### What is asked:
Reproduce all of the material exactly as shown.

### Dataset excerpts:
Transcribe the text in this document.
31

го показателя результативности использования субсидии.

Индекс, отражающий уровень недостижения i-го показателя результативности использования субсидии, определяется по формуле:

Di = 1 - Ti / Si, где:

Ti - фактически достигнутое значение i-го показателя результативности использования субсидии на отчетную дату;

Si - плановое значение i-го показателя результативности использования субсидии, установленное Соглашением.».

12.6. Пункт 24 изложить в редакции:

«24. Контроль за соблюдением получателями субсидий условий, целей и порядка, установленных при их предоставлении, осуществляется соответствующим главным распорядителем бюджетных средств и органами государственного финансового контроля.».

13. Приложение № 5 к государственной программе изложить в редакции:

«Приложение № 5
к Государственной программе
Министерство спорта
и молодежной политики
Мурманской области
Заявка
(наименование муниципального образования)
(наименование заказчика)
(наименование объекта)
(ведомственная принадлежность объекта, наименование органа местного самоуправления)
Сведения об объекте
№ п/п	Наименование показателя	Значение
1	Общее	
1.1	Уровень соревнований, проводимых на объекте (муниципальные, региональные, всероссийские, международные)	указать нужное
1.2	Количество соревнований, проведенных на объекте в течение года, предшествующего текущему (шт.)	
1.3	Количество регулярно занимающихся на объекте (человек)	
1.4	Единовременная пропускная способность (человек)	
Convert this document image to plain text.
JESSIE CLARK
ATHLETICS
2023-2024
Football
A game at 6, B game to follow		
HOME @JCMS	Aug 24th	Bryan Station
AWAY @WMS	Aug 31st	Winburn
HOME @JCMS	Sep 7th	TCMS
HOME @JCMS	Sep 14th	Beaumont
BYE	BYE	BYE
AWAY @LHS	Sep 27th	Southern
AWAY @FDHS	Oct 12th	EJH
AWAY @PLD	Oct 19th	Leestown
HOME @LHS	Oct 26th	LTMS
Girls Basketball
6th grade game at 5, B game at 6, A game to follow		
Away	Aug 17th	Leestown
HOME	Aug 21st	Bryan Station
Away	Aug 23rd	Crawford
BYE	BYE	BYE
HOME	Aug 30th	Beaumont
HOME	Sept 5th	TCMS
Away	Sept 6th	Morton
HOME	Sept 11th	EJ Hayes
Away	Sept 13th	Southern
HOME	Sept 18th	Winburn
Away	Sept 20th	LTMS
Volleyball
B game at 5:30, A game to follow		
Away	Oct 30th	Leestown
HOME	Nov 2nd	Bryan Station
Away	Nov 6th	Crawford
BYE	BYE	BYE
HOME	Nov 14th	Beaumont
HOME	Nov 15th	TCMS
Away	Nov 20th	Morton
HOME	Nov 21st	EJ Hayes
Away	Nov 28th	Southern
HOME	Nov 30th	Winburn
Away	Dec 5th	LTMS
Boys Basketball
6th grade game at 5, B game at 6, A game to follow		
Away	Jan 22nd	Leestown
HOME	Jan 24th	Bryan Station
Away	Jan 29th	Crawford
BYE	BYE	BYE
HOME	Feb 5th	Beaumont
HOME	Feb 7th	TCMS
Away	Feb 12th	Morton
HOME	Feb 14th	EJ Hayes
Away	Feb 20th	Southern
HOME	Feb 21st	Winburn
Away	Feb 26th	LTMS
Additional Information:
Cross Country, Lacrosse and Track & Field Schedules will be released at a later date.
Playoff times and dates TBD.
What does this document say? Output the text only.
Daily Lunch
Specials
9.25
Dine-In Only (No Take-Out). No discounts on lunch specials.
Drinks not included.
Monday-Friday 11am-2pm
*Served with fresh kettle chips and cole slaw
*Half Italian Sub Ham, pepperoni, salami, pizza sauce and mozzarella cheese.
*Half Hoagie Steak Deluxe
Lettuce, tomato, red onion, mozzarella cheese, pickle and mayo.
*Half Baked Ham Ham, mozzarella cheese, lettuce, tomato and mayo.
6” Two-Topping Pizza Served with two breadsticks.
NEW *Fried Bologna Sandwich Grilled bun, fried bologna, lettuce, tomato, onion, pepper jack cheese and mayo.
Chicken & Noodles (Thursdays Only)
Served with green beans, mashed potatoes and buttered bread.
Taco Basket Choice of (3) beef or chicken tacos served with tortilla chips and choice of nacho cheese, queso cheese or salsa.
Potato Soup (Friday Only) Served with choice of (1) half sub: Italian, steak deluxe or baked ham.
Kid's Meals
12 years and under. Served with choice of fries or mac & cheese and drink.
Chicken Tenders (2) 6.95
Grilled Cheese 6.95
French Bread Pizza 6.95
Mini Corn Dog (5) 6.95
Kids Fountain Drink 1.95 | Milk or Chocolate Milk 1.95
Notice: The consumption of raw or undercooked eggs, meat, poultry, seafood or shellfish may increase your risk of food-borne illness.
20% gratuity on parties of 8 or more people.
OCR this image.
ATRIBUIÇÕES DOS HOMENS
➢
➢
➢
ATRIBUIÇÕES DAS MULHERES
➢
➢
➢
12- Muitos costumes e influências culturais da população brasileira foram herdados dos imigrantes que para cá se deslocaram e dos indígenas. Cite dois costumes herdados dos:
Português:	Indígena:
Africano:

### Written solution:
Transcribe the text in this document.
31

го показателя результативности использования субсидии.

Индекс, отражающий уровень недостижения i-го показателя результативности использования субсидии, определяется по формуле:

Di = 1 - Ti / Si, где:

Ti - фактически достигнутое значение i-го показателя результативности использования субсидии на отчетную дату;

Si - плановое значение i-го показателя результативности использования субсидии, установленное Соглашением.».

12.6. Пункт 24 изложить в редакции:

«24. Контроль за соблюдением получателями субсидий условий, целей и порядка, установленных при их предоставлении, осуществляется соответствующим главным распорядителем бюджетных средств и органами государственного финансового контроля.».

13. Приложение № 5 к государственной программе изложить в редакции:

«Приложение № 5
к Государственной программе
Министерство спорта
и молодежной политики
Мурманской области
Заявка
(наименование муниципального образования)
(наименование заказчика)
(наименование объекта)
(ведомственная принадлежность объекта, наименование органа местного самоуправления)
Сведения об объекте
№ п/п	Наименование показателя	Значение
1	Общее	
1.1	Уровень соревнований, проводимых на объекте (муниципальные, региональные, всероссийские, международные)	указать нужное
1.2	Количество соревнований, проведенных на объекте в течение года, предшествующего текущему (шт.)	
1.3	Количество регулярно занимающихся на объекте (человек)	
1.4	Единовременная пропускная способность (человек)	
Convert this document image to plain text.
JESSIE CLARK
ATHLETICS
2023-2024
Football
A game at 6, B game to follow		
HOME @JCMS	Aug 24th	Bryan Station
AWAY @WMS	Aug 31st	Winburn
HOME @JCMS	Sep 7th	TCMS
HOME @JCMS	Sep 14th	Beaumont
BYE	BYE	BYE
AWAY @LHS	Sep 27th	Southern
AWAY @FDHS	Oct 12th	EJH
AWAY @PLD	Oct 19th	Leestown
HOME @LHS	Oct 26th	LTMS
Girls Basketball
6th grade game at 5, B game at 6, A game to follow		
Away	Aug 17th	Leestown
HOME	Aug 21st	Bryan Station
Away	Aug 23rd	Crawford
BYE	BYE	BYE
HOME	Aug 30th	Beaumont
HOME	Sept 5th	TCMS
Away	Sept 6th	Morton
HOME	Sept 11th	EJ Hayes
Away	Sept 13th	Southern
HOME	Sept 18th	Winburn
Away	Sept 20th	LTMS
Volleyball
B game at 5:30, A game to follow		
Away	Oct 30th	Leestown
HOME	Nov 2nd	Bryan Station
Away	Nov 6th	Crawford
BYE	BYE	BYE
HOME	Nov 14th	Beaumont
HOME	Nov 15th	TCMS
Away	Nov 20th	Morton
HOME	Nov 21st	EJ Hayes
Away	Nov 28th	Southern
HOME	Nov 30th	Winburn
Away	Dec 5th	LTMS
Boys Basketball
6th grade game at 5, B game at 6, A game to follow		
Away	Jan 22nd	Leestown
HOME	Jan 24th	Bryan Station
Away	Jan 29th	Crawford
BYE	BYE	BYE
HOME	Feb 5th	Beaumont
HOME	Feb 7th	TCMS
Away	Feb 12th	Morton
HOME	Feb 14th	EJ Hayes
Away	Feb 20th	Southern
HOME	Feb 21st	Winburn
Away	Feb 26th	LTMS
Additional Information:
Cross Country, Lacrosse and Track & Field Schedules will be released at a later date.
Playoff times and dates TBD.
What does this document say? Output the text only.
Daily Lunch
Specials
9.25
Dine-In Only (No Take-Out). No discounts on lunch specials.
Drinks not included.
Monday-Friday 11am-2pm
*Served with fresh kettle chips and cole slaw
*Half Italian Sub Ham, pepperoni, salami, pizza sauce and mozzarella cheese.
*Half Hoagie Steak Deluxe
Lettuce, tomato, red onion, mozzarella cheese, pickle and mayo.
*Half Baked Ham Ham, mozzarella cheese, lettuce, tomato and mayo.
6” Two-Topping Pizza Served with two breadsticks.
NEW *Fried Bologna Sandwich Grilled bun, fried bologna, lettuce, tomato, onion, pepper jack cheese and mayo.
Chicken & Noodles (Thursdays Only)
Served with green beans, mashed potatoes and buttered bread.
Taco Basket Choice of (3) beef or chicken tacos served with tortilla chips and choice of nacho cheese, queso cheese or salsa.
Potato Soup (Friday Only) Served with choice of (1) half sub: Italian, steak deluxe or baked ham.
Kid's Meals
12 years and under. Served with choice of fries or mac & cheese and drink.
Chicken Tenders (2) 6.95
Grilled Cheese 6.95
French Bread Pizza 6.95
Mini Corn Dog (5) 6.95
Kids Fountain Drink 1.95 | Milk or Chocolate Milk 1.95
Notice: The consumption of raw or undercooked eggs, meat, poultry, seafood or shellfish may increase your risk of food-borne illness.
20% gratuity on parties of 8 or more people.
OCR this image.
ATRIBUIÇÕES DOS HOMENS
➢
➢
➢
ATRIBUIÇÕES DAS MULHERES
➢
➢
➢
12- Muitos costumes e influências culturais da população brasileira foram herdados dos imigrantes que para cá se deslocaram e dos indígenas. Cite dois costumes herdados dos:
Português:	Indígena:
Africano:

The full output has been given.